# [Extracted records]
+--
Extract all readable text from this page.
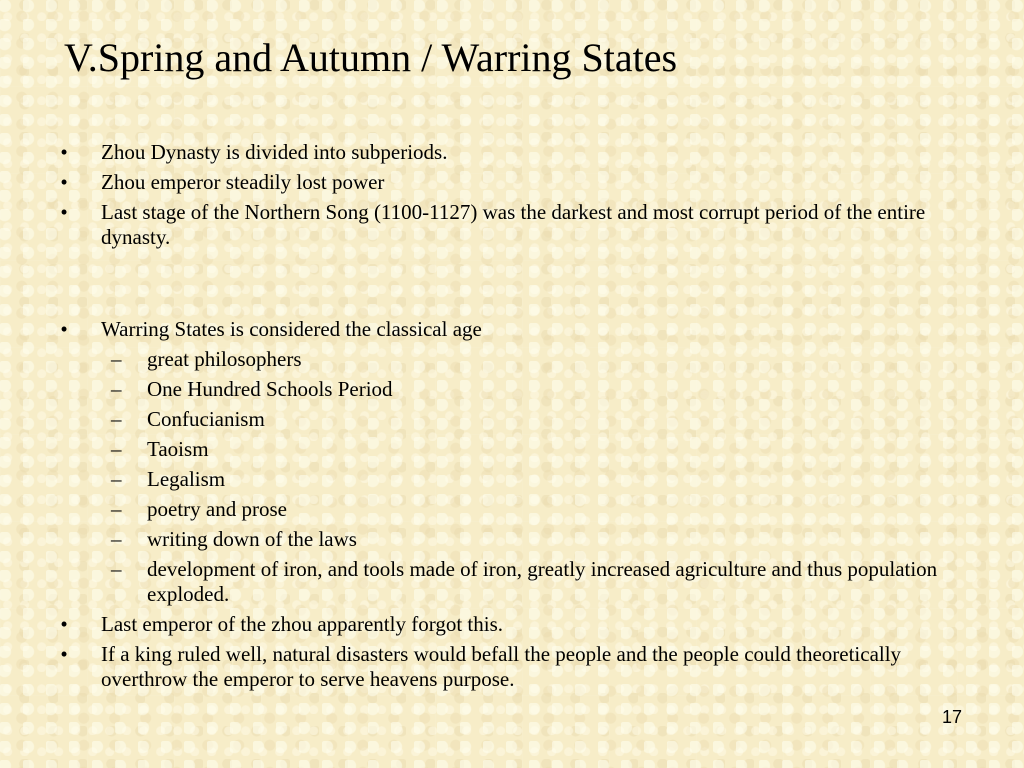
V.Spring and Autumn / Warring States
• Zhou Dynasty is divided into subperiods.
• Zhou emperor steadily lost power
• Last stage of the Northern Song (1100-1127) was the darkest and most corrupt period of the entire dynasty.
• Warring States is considered the classical age
– great philosophers
– One Hundred Schools Period
– Confucianism
– Taoism
– Legalism
– poetry and prose
– writing down of the laws
– development of iron, and tools made of iron, greatly increased agriculture and thus population exploded.
• Last emperor of the zhou apparently forgot this.
• If a king ruled well, natural disasters would befall the people and the people could theoretically overthrow the emperor to serve heavens purpose.
17
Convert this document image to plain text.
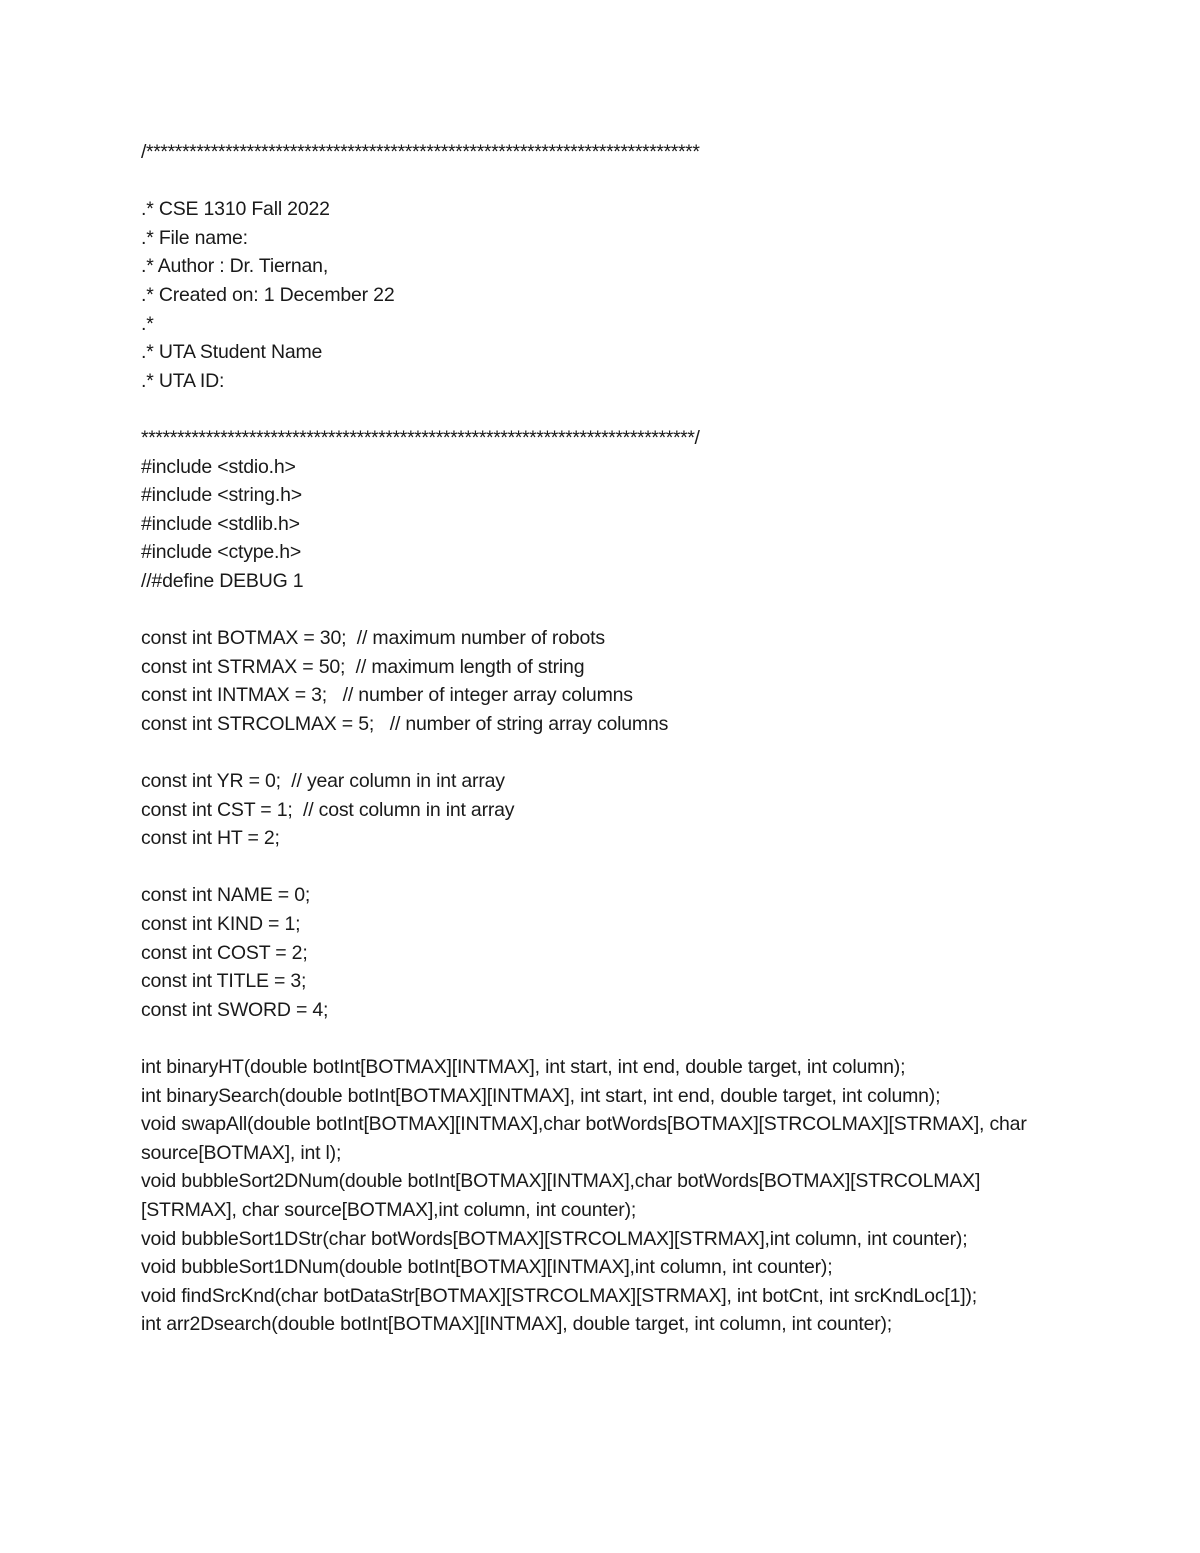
/*****************************************************************************
.* CSE 1310 Fall 2022
.* File name:
.* Author : Dr. Tiernan,
.* Created on: 1 December 22
.*
.* UTA Student Name
.* UTA ID:
*****************************************************************************/
#include <stdio.h>
#include <string.h>
#include <stdlib.h>
#include <ctype.h>
//#define DEBUG 1
const int BOTMAX = 30;  // maximum number of robots
const int STRMAX = 50;  // maximum length of string
const int INTMAX = 3;   // number of integer array columns
const int STRCOLMAX = 5;   // number of string array columns
const int YR = 0;  // year column in int array
const int CST = 1;  // cost column in int array
const int HT = 2;
const int NAME = 0;
const int KIND = 1;
const int COST = 2;
const int TITLE = 3;
const int SWORD = 4;
int binaryHT(double botInt[BOTMAX][INTMAX], int start, int end, double target, int column);
int binarySearch(double botInt[BOTMAX][INTMAX], int start, int end, double target, int column);
void swapAll(double botInt[BOTMAX][INTMAX],char botWords[BOTMAX][STRCOLMAX][STRMAX], char source[BOTMAX], int l);
void bubbleSort2DNum(double botInt[BOTMAX][INTMAX],char botWords[BOTMAX][STRCOLMAX][STRMAX], char source[BOTMAX],int column, int counter);
void bubbleSort1DStr(char botWords[BOTMAX][STRCOLMAX][STRMAX],int column, int counter);
void bubbleSort1DNum(double botInt[BOTMAX][INTMAX],int column, int counter);
void findSrcKnd(char botDataStr[BOTMAX][STRCOLMAX][STRMAX], int botCnt, int srcKndLoc[1]);
int arr2Dsearch(double botInt[BOTMAX][INTMAX], double target, int column, int counter);
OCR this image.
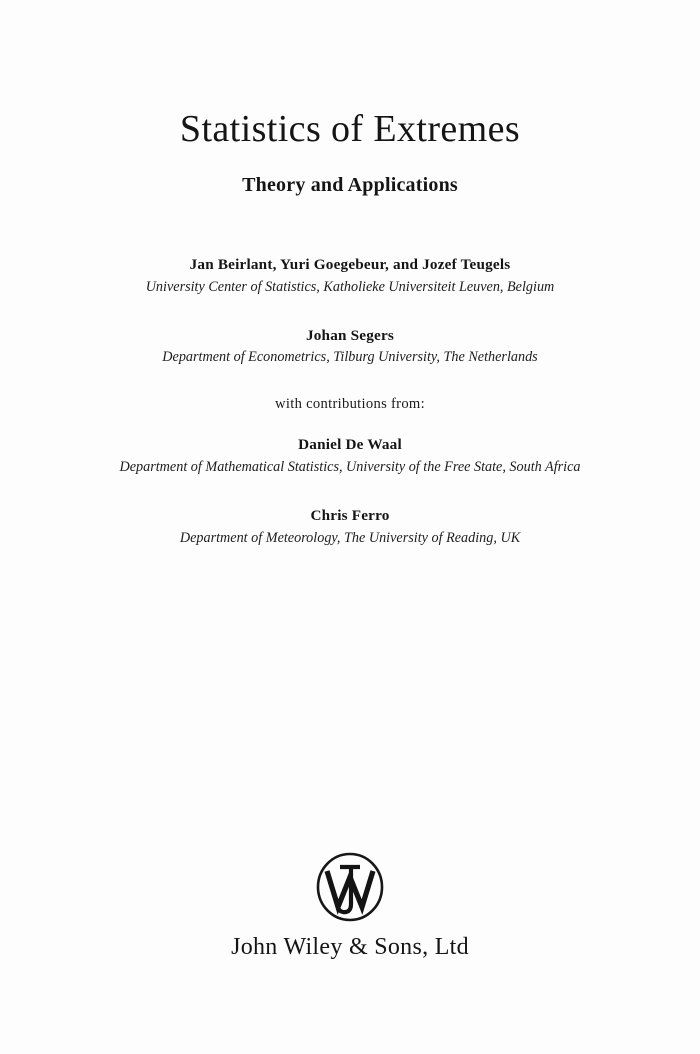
Statistics of Extremes
Theory and Applications
Jan Beirlant, Yuri Goegebeur, and Jozef Teugels
University Center of Statistics, Katholieke Universiteit Leuven, Belgium
Johan Segers
Department of Econometrics, Tilburg University, The Netherlands
with contributions from:
Daniel De Waal
Department of Mathematical Statistics, University of the Free State, South Africa
Chris Ferro
Department of Meteorology, The University of Reading, UK
John Wiley & Sons, Ltd
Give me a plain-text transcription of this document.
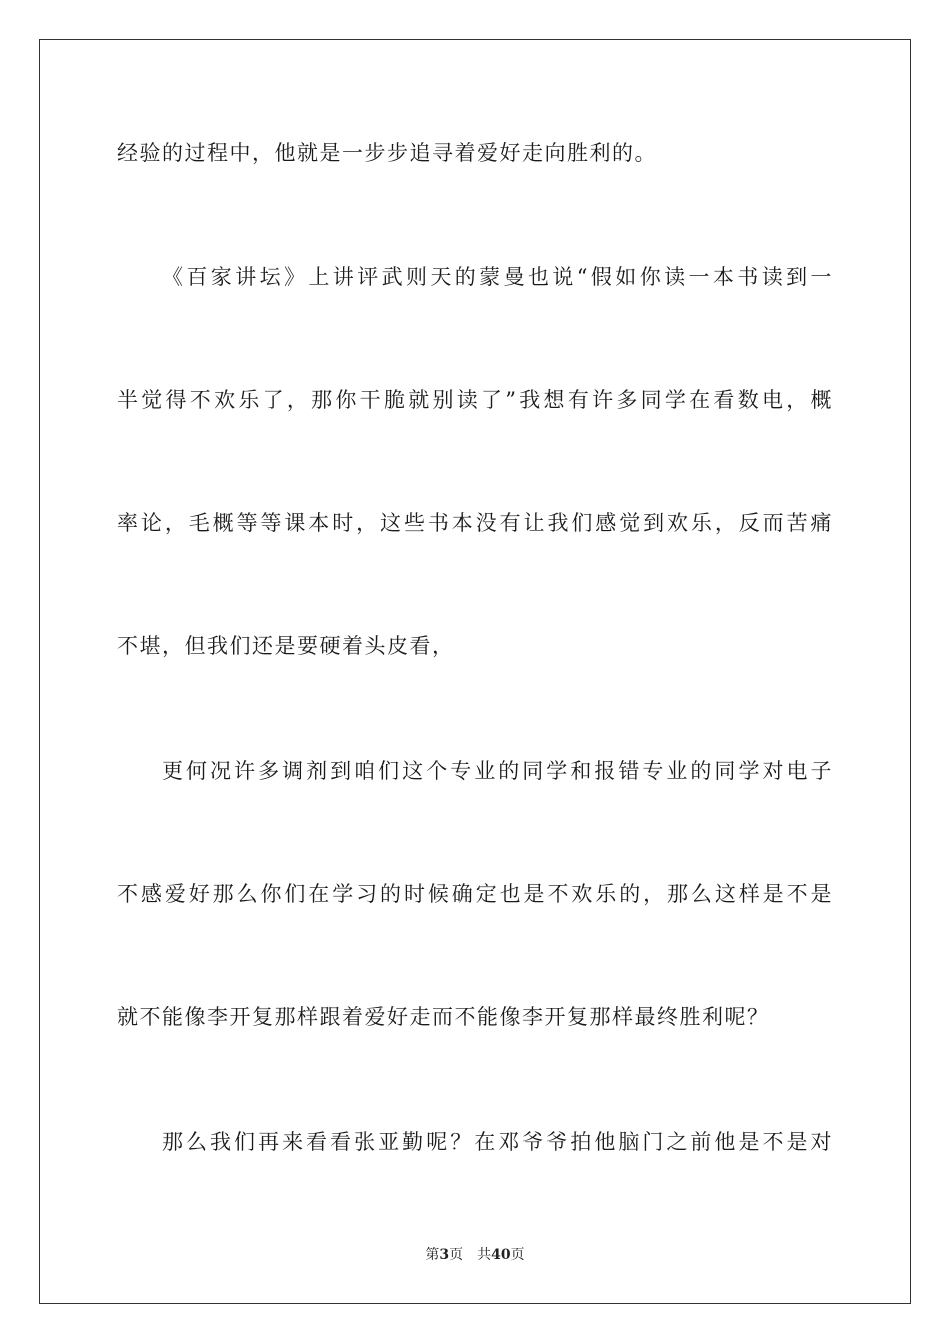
经验的过程中，他就是一步步追寻着爱好走向胜利的。
《百家讲坛》上讲评武则天的蒙曼也说“假如你读一本书读到一
半觉得不欢乐了，那你干脆就别读了”我想有许多同学在看数电，概
率论，毛概等等课本时，这些书本没有让我们感觉到欢乐，反而苦痛
不堪，但我们还是要硬着头皮看，
更何况许多调剂到咱们这个专业的同学和报错专业的同学对电子
不感爱好那么你们在学习的时候确定也是不欢乐的，那么这样是不是
就不能像李开复那样跟着爱好走而不能像李开复那样最终胜利呢？
那么我们再来看看张亚勤呢？在邓爷爷拍他脑门之前他是不是对
第3页 共40页
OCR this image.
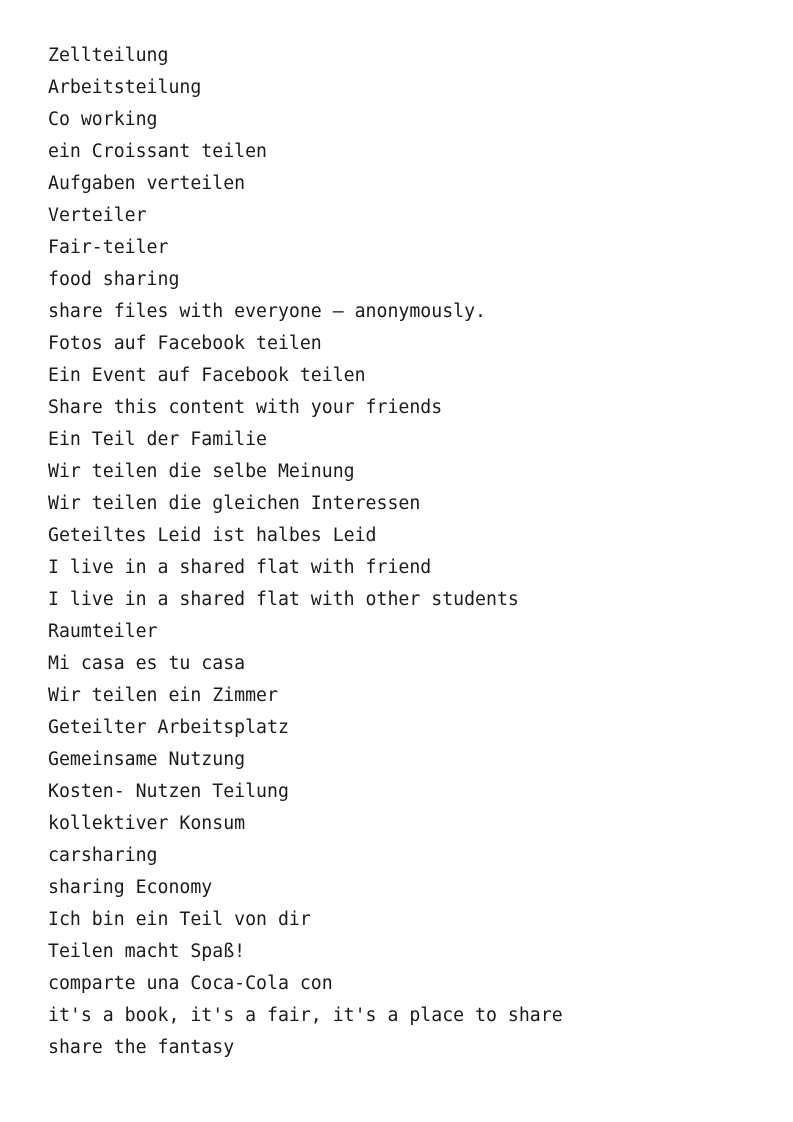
Zellteilung
Arbeitsteilung
Co working
ein Croissant teilen
Aufgaben verteilen
Verteiler
Fair-teiler
food sharing
share files with everyone – anonymously.
Fotos auf Facebook teilen
Ein Event auf Facebook teilen
Share this content with your friends
Ein Teil der Familie
Wir teilen die selbe Meinung
Wir teilen die gleichen Interessen
Geteiltes Leid ist halbes Leid
I live in a shared flat with friend
I live in a shared flat with other students
Raumteiler
Mi casa es tu casa
Wir teilen ein Zimmer
Geteilter Arbeitsplatz
Gemeinsame Nutzung
Kosten- Nutzen Teilung
kollektiver Konsum
carsharing
sharing Economy
Ich bin ein Teil von dir
Teilen macht Spaß!
comparte una Coca-Cola con
it's a book, it's a fair, it's a place to share
share the fantasy
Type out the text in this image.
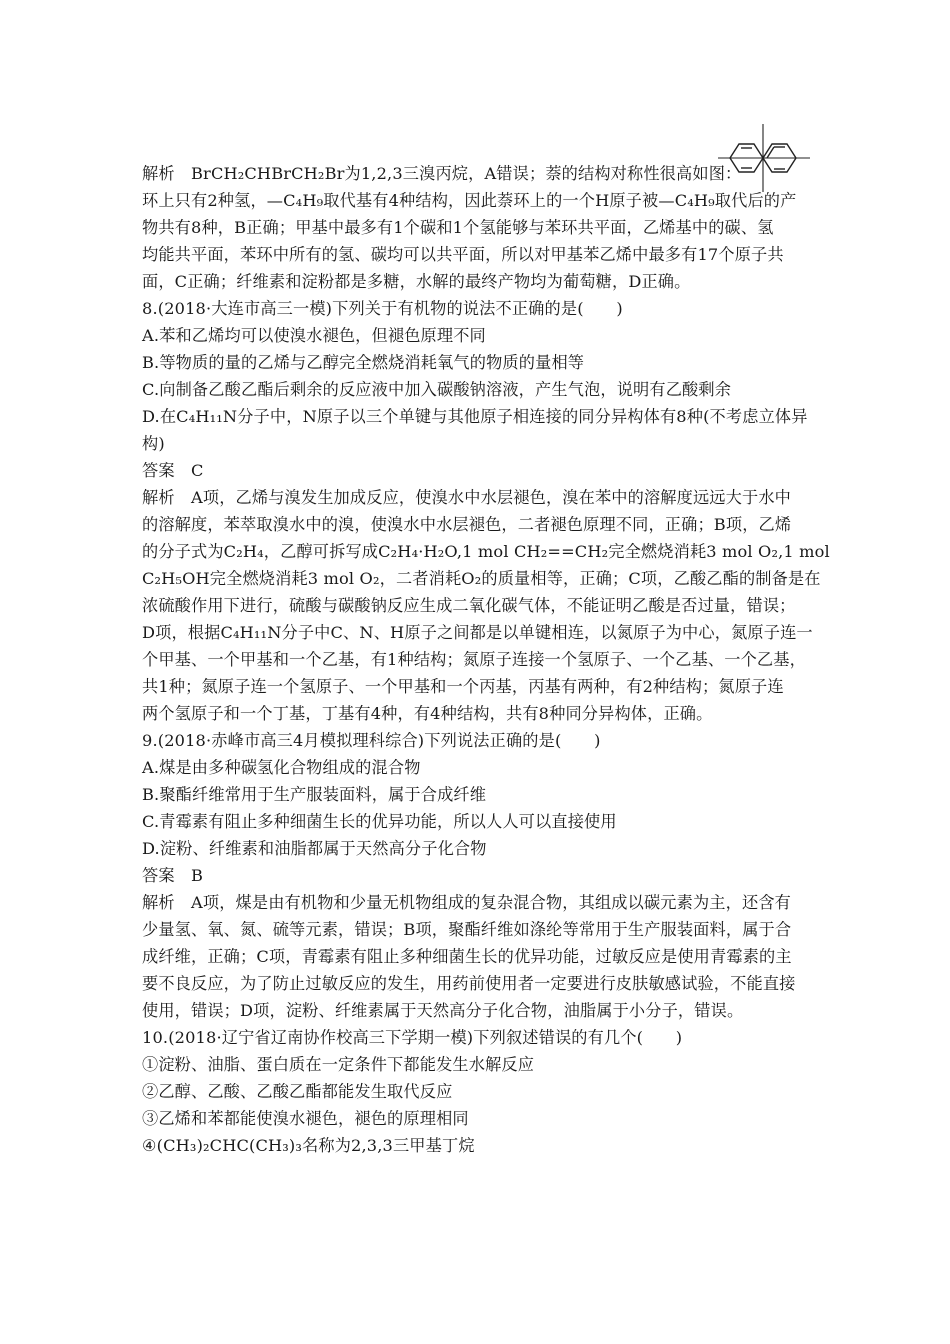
解析　BrCH₂CHBrCH₂Br为1,2,3三溴丙烷，A错误；萘的结构对称性很高如图：
环上只有2种氢，—C₄H₉取代基有4种结构，因此萘环上的一个H原子被—C₄H₉取代后的产
物共有8种，B正确；甲基中最多有1个碳和1个氢能够与苯环共平面，乙烯基中的碳、氢
均能共平面，苯环中所有的氢、碳均可以共平面，所以对甲基苯乙烯中最多有17个原子共
面，C正确；纤维素和淀粉都是多糖，水解的最终产物均为葡萄糖，D正确。
8.(2018·大连市高三一模)下列关于有机物的说法不正确的是(　　)
A.苯和乙烯均可以使溴水褪色，但褪色原理不同
B.等物质的量的乙烯与乙醇完全燃烧消耗氧气的物质的量相等
C.向制备乙酸乙酯后剩余的反应液中加入碳酸钠溶液，产生气泡，说明有乙酸剩余
D.在C₄H₁₁N分子中，N原子以三个单键与其他原子相连接的同分异构体有8种(不考虑立体异
构)
答案　C
解析　A项，乙烯与溴发生加成反应，使溴水中水层褪色，溴在苯中的溶解度远远大于水中
的溶解度，苯萃取溴水中的溴，使溴水中水层褪色，二者褪色原理不同，正确；B项，乙烯
的分子式为C₂H₄，乙醇可拆写成C₂H₄·H₂O,1 mol CH₂==CH₂完全燃烧消耗3 mol O₂,1 mol
C₂H₅OH完全燃烧消耗3 mol O₂，二者消耗O₂的质量相等，正确；C项，乙酸乙酯的制备是在
浓硫酸作用下进行，硫酸与碳酸钠反应生成二氧化碳气体，不能证明乙酸是否过量，错误；
D项，根据C₄H₁₁N分子中C、N、H原子之间都是以单键相连，以氮原子为中心，氮原子连一
个甲基、一个甲基和一个乙基，有1种结构；氮原子连接一个氢原子、一个乙基、一个乙基，
共1种；氮原子连一个氢原子、一个甲基和一个丙基，丙基有两种，有2种结构；氮原子连
两个氢原子和一个丁基，丁基有4种，有4种结构，共有8种同分异构体，正确。
9.(2018·赤峰市高三4月模拟理科综合)下列说法正确的是(　　)
A.煤是由多种碳氢化合物组成的混合物
B.聚酯纤维常用于生产服装面料，属于合成纤维
C.青霉素有阻止多种细菌生长的优异功能，所以人人可以直接使用
D.淀粉、纤维素和油脂都属于天然高分子化合物
答案　B
解析　A项，煤是由有机物和少量无机物组成的复杂混合物，其组成以碳元素为主，还含有
少量氢、氧、氮、硫等元素，错误；B项，聚酯纤维如涤纶等常用于生产服装面料，属于合
成纤维，正确；C项，青霉素有阻止多种细菌生长的优异功能，过敏反应是使用青霉素的主
要不良反应，为了防止过敏反应的发生，用药前使用者一定要进行皮肤敏感试验，不能直接
使用，错误；D项，淀粉、纤维素属于天然高分子化合物，油脂属于小分子，错误。
10.(2018·辽宁省辽南协作校高三下学期一模)下列叙述错误的有几个(　　)
①淀粉、油脂、蛋白质在一定条件下都能发生水解反应
②乙醇、乙酸、乙酸乙酯都能发生取代反应
③乙烯和苯都能使溴水褪色，褪色的原理相同
④(CH₃)₂CHC(CH₃)₃名称为2,3,3三甲基丁烷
+--
# [YOUR GOAL]
Look through the entries and find each line that has the string "live". Copy those lines.

# [FINAL RESULT]
I live in a shared flat with friend
I live in a shared flat with other students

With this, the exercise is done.